• [Task]: Your task is to count the lines of the entries below that include the word "Bloomberg" and to give only the resulting number.

• [Figure record extracts]:
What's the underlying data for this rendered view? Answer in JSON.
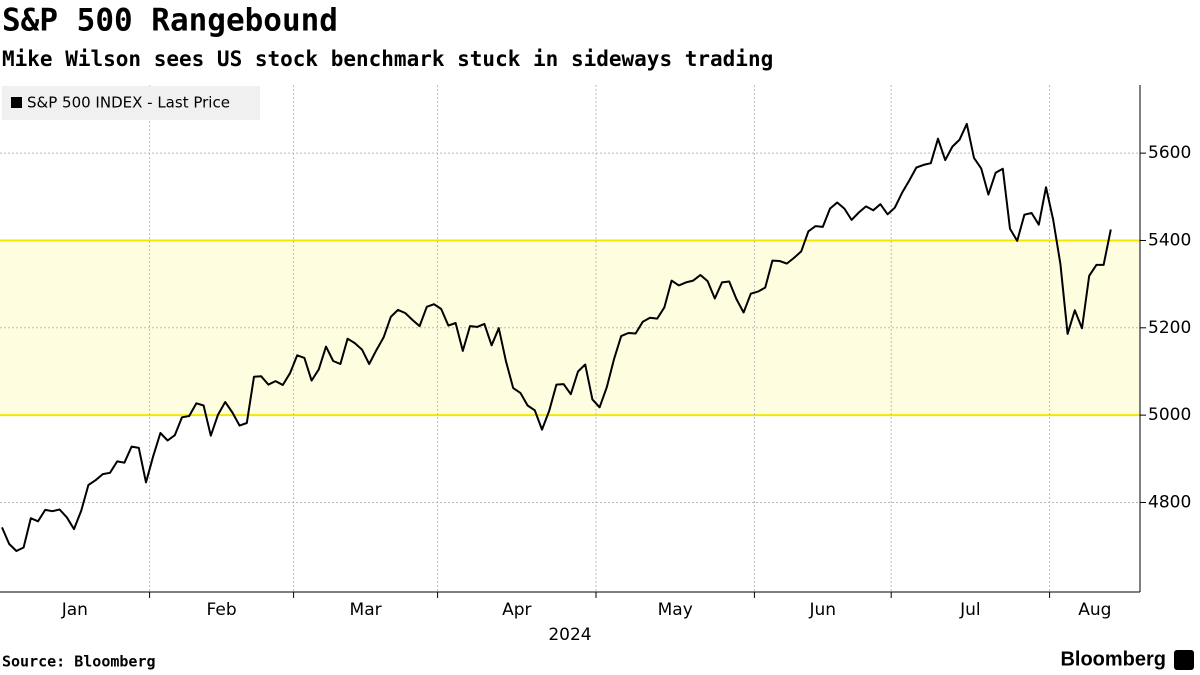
{
  "chart_data": {
    "type": "line",
    "title": "S&P 500 Rangebound",
    "subtitle": "Mike Wilson sees US stock benchmark stuck in sideways trading",
    "x_label": "2024",
    "source": "Source: Bloomberg",
    "brand": "Bloomberg",
    "x": [
      "Jan",
      "Jan",
      "Jan",
      "Jan",
      "Jan",
      "Jan",
      "Jan",
      "Jan",
      "Jan",
      "Jan",
      "Jan",
      "Jan",
      "Jan",
      "Jan",
      "Jan",
      "Jan",
      "Jan",
      "Jan",
      "Jan",
      "Jan",
      "Jan",
      "Feb",
      "Feb",
      "Feb",
      "Feb",
      "Feb",
      "Feb",
      "Feb",
      "Feb",
      "Feb",
      "Feb",
      "Feb",
      "Feb",
      "Feb",
      "Feb",
      "Feb",
      "Feb",
      "Feb",
      "Feb",
      "Feb",
      "Feb",
      "Mar",
      "Mar",
      "Mar",
      "Mar",
      "Mar",
      "Mar",
      "Mar",
      "Mar",
      "Mar",
      "Mar",
      "Mar",
      "Mar",
      "Mar",
      "Mar",
      "Mar",
      "Mar",
      "Mar",
      "Mar",
      "Mar",
      "Mar",
      "Apr",
      "Apr",
      "Apr",
      "Apr",
      "Apr",
      "Apr",
      "Apr",
      "Apr",
      "Apr",
      "Apr",
      "Apr",
      "Apr",
      "Apr",
      "Apr",
      "Apr",
      "Apr",
      "Apr",
      "Apr",
      "Apr",
      "Apr",
      "Apr",
      "Apr",
      "May",
      "May",
      "May",
      "May",
      "May",
      "May",
      "May",
      "May",
      "May",
      "May",
      "May",
      "May",
      "May",
      "May",
      "May",
      "May",
      "May",
      "May",
      "May",
      "May",
      "May",
      "May",
      "Jun",
      "Jun",
      "Jun",
      "Jun",
      "Jun",
      "Jun",
      "Jun",
      "Jun",
      "Jun",
      "Jun",
      "Jun",
      "Jun",
      "Jun",
      "Jun",
      "Jun",
      "Jun",
      "Jun",
      "Jun",
      "Jun",
      "Jul",
      "Jul",
      "Jul",
      "Jul",
      "Jul",
      "Jul",
      "Jul",
      "Jul",
      "Jul",
      "Jul",
      "Jul",
      "Jul",
      "Jul",
      "Jul",
      "Jul",
      "Jul",
      "Jul",
      "Jul",
      "Jul",
      "Jul",
      "Jul",
      "Jul",
      "Aug",
      "Aug",
      "Aug",
      "Aug",
      "Aug",
      "Aug",
      "Aug",
      "Aug",
      "Aug"
    ],
    "series": [
      {
        "name": "S&P 500 INDEX - Last Price",
        "color": "#000000",
        "values": [
          4743,
          4705,
          4689,
          4697,
          4764,
          4757,
          4783,
          4780,
          4784,
          4766,
          4739,
          4781,
          4840,
          4851,
          4865,
          4868,
          4894,
          4891,
          4928,
          4925,
          4846,
          4906,
          4959,
          4942,
          4954,
          4995,
          4998,
          5027,
          5022,
          4953,
          5001,
          5030,
          5006,
          4976,
          4982,
          5088,
          5089,
          5070,
          5078,
          5069,
          5096,
          5137,
          5131,
          5079,
          5105,
          5157,
          5124,
          5117,
          5175,
          5165,
          5150,
          5117,
          5149,
          5178,
          5225,
          5241,
          5234,
          5218,
          5204,
          5248,
          5254,
          5243,
          5205,
          5211,
          5147,
          5204,
          5202,
          5209,
          5160,
          5199,
          5123,
          5062,
          5051,
          5022,
          5011,
          4967,
          5010,
          5070,
          5071,
          5048,
          5100,
          5116,
          5036,
          5018,
          5064,
          5128,
          5181,
          5188,
          5187,
          5214,
          5223,
          5221,
          5247,
          5308,
          5297,
          5304,
          5308,
          5321,
          5307,
          5267,
          5304,
          5306,
          5266,
          5235,
          5278,
          5283,
          5292,
          5354,
          5353,
          5347,
          5360,
          5375,
          5421,
          5433,
          5431,
          5473,
          5487,
          5473,
          5447,
          5464,
          5478,
          5469,
          5483,
          5460,
          5475,
          5509,
          5537,
          5567,
          5573,
          5577,
          5633,
          5584,
          5615,
          5631,
          5667,
          5589,
          5565,
          5505,
          5555,
          5564,
          5427,
          5399,
          5459,
          5463,
          5436,
          5522,
          5447,
          5346,
          5186,
          5240,
          5199,
          5319,
          5344,
          5344,
          5425
        ]
      }
    ],
    "band": [
      5000,
      5400
    ],
    "band_color": "#fffde0",
    "band_line_color": "#f5e600",
    "ylim": [
      4595,
      5756
    ],
    "yticks": [
      4800,
      5000,
      5200,
      5400,
      5600
    ],
    "grid": true
  }
}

• [Answer to this problem]: 2